§ Task goal
Drop the images; return everything else in the listing below exactly.

*** Input material

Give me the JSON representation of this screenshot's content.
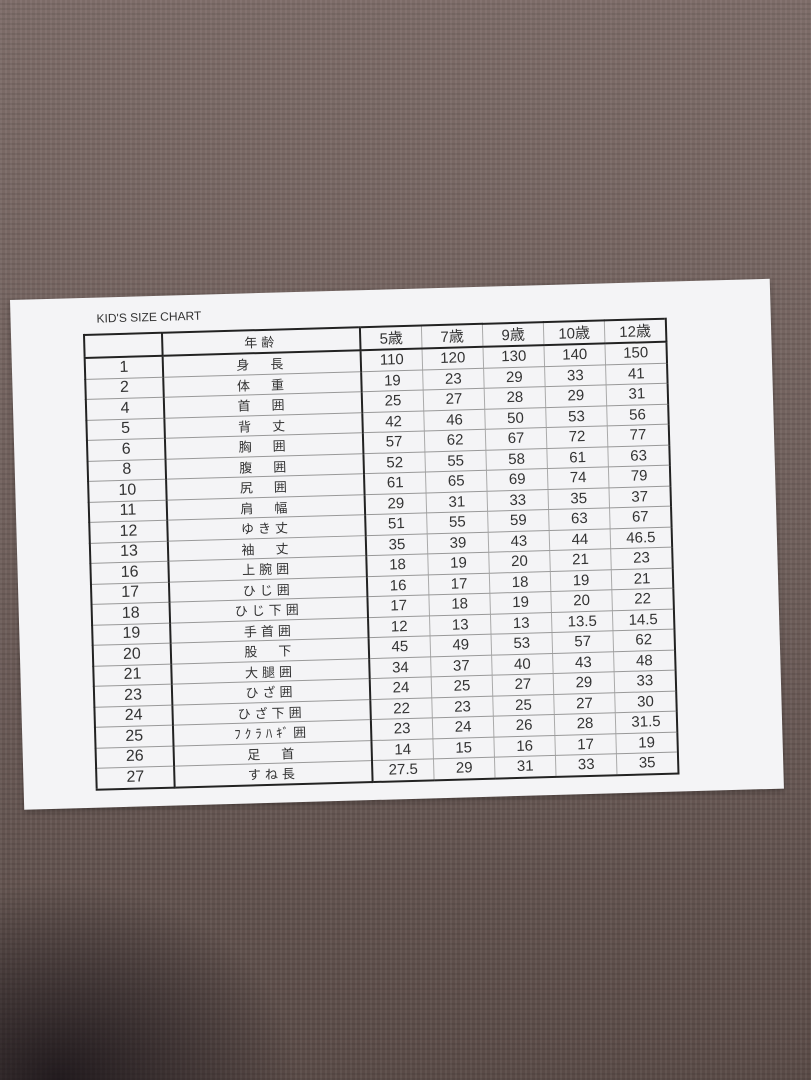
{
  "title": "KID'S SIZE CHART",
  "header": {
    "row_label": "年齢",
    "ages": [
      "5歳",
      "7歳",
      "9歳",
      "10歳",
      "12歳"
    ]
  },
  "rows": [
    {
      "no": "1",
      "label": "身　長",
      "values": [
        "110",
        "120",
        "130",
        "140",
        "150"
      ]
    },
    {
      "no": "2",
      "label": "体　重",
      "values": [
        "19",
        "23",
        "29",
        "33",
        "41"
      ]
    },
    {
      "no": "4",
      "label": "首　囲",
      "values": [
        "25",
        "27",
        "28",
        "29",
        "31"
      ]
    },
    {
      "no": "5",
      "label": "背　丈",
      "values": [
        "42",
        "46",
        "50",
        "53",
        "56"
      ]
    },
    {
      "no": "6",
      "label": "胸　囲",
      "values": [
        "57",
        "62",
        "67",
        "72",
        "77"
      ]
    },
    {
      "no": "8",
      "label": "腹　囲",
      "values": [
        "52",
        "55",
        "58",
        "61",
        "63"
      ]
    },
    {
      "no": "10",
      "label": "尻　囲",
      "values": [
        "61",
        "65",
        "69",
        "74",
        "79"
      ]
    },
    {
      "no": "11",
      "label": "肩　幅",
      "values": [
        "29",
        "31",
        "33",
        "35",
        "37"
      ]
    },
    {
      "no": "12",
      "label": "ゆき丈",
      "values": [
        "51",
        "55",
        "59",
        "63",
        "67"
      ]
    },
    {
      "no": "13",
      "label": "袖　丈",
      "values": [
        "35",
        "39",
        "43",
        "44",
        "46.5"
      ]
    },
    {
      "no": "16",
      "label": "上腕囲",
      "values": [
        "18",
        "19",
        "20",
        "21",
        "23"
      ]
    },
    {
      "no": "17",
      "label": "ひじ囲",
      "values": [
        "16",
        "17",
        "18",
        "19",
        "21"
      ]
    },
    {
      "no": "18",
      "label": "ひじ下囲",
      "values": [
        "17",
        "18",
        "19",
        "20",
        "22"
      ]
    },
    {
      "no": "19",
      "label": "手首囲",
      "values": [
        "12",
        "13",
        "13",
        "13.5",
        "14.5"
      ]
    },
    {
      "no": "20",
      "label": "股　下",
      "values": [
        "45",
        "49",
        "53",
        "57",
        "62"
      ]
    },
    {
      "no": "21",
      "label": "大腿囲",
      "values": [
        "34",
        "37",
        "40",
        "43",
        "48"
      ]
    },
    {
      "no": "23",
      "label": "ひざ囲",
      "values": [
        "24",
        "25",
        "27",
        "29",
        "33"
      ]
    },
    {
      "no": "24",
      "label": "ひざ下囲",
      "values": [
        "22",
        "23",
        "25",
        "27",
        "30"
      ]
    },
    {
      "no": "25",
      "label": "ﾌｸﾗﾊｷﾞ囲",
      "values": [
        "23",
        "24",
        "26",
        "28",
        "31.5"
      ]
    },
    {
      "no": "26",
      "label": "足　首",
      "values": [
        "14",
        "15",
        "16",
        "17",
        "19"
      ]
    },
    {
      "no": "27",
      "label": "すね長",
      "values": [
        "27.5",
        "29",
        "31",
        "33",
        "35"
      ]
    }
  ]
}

******

§ Result of this exercise
Give me the JSON representation of this screenshot's content.
{
  "title": "KID'S SIZE CHART",
  "header": {
    "row_label": "年齢",
    "ages": [
      "5歳",
      "7歳",
      "9歳",
      "10歳",
      "12歳"
    ]
  },
  "rows": [
    {
      "no": "1",
      "label": "身　長",
      "values": [
        "110",
        "120",
        "130",
        "140",
        "150"
      ]
    },
    {
      "no": "2",
      "label": "体　重",
      "values": [
        "19",
        "23",
        "29",
        "33",
        "41"
      ]
    },
    {
      "no": "4",
      "label": "首　囲",
      "values": [
        "25",
        "27",
        "28",
        "29",
        "31"
      ]
    },
    {
      "no": "5",
      "label": "背　丈",
      "values": [
        "42",
        "46",
        "50",
        "53",
        "56"
      ]
    },
    {
      "no": "6",
      "label": "胸　囲",
      "values": [
        "57",
        "62",
        "67",
        "72",
        "77"
      ]
    },
    {
      "no": "8",
      "label": "腹　囲",
      "values": [
        "52",
        "55",
        "58",
        "61",
        "63"
      ]
    },
    {
      "no": "10",
      "label": "尻　囲",
      "values": [
        "61",
        "65",
        "69",
        "74",
        "79"
      ]
    },
    {
      "no": "11",
      "label": "肩　幅",
      "values": [
        "29",
        "31",
        "33",
        "35",
        "37"
      ]
    },
    {
      "no": "12",
      "label": "ゆき丈",
      "values": [
        "51",
        "55",
        "59",
        "63",
        "67"
      ]
    },
    {
      "no": "13",
      "label": "袖　丈",
      "values": [
        "35",
        "39",
        "43",
        "44",
        "46.5"
      ]
    },
    {
      "no": "16",
      "label": "上腕囲",
      "values": [
        "18",
        "19",
        "20",
        "21",
        "23"
      ]
    },
    {
      "no": "17",
      "label": "ひじ囲",
      "values": [
        "16",
        "17",
        "18",
        "19",
        "21"
      ]
    },
    {
      "no": "18",
      "label": "ひじ下囲",
      "values": [
        "17",
        "18",
        "19",
        "20",
        "22"
      ]
    },
    {
      "no": "19",
      "label": "手首囲",
      "values": [
        "12",
        "13",
        "13",
        "13.5",
        "14.5"
      ]
    },
    {
      "no": "20",
      "label": "股　下",
      "values": [
        "45",
        "49",
        "53",
        "57",
        "62"
      ]
    },
    {
      "no": "21",
      "label": "大腿囲",
      "values": [
        "34",
        "37",
        "40",
        "43",
        "48"
      ]
    },
    {
      "no": "23",
      "label": "ひざ囲",
      "values": [
        "24",
        "25",
        "27",
        "29",
        "33"
      ]
    },
    {
      "no": "24",
      "label": "ひざ下囲",
      "values": [
        "22",
        "23",
        "25",
        "27",
        "30"
      ]
    },
    {
      "no": "25",
      "label": "ﾌｸﾗﾊｷﾞ囲",
      "values": [
        "23",
        "24",
        "26",
        "28",
        "31.5"
      ]
    },
    {
      "no": "26",
      "label": "足　首",
      "values": [
        "14",
        "15",
        "16",
        "17",
        "19"
      ]
    },
    {
      "no": "27",
      "label": "すね長",
      "values": [
        "27.5",
        "29",
        "31",
        "33",
        "35"
      ]
    }
  ]
}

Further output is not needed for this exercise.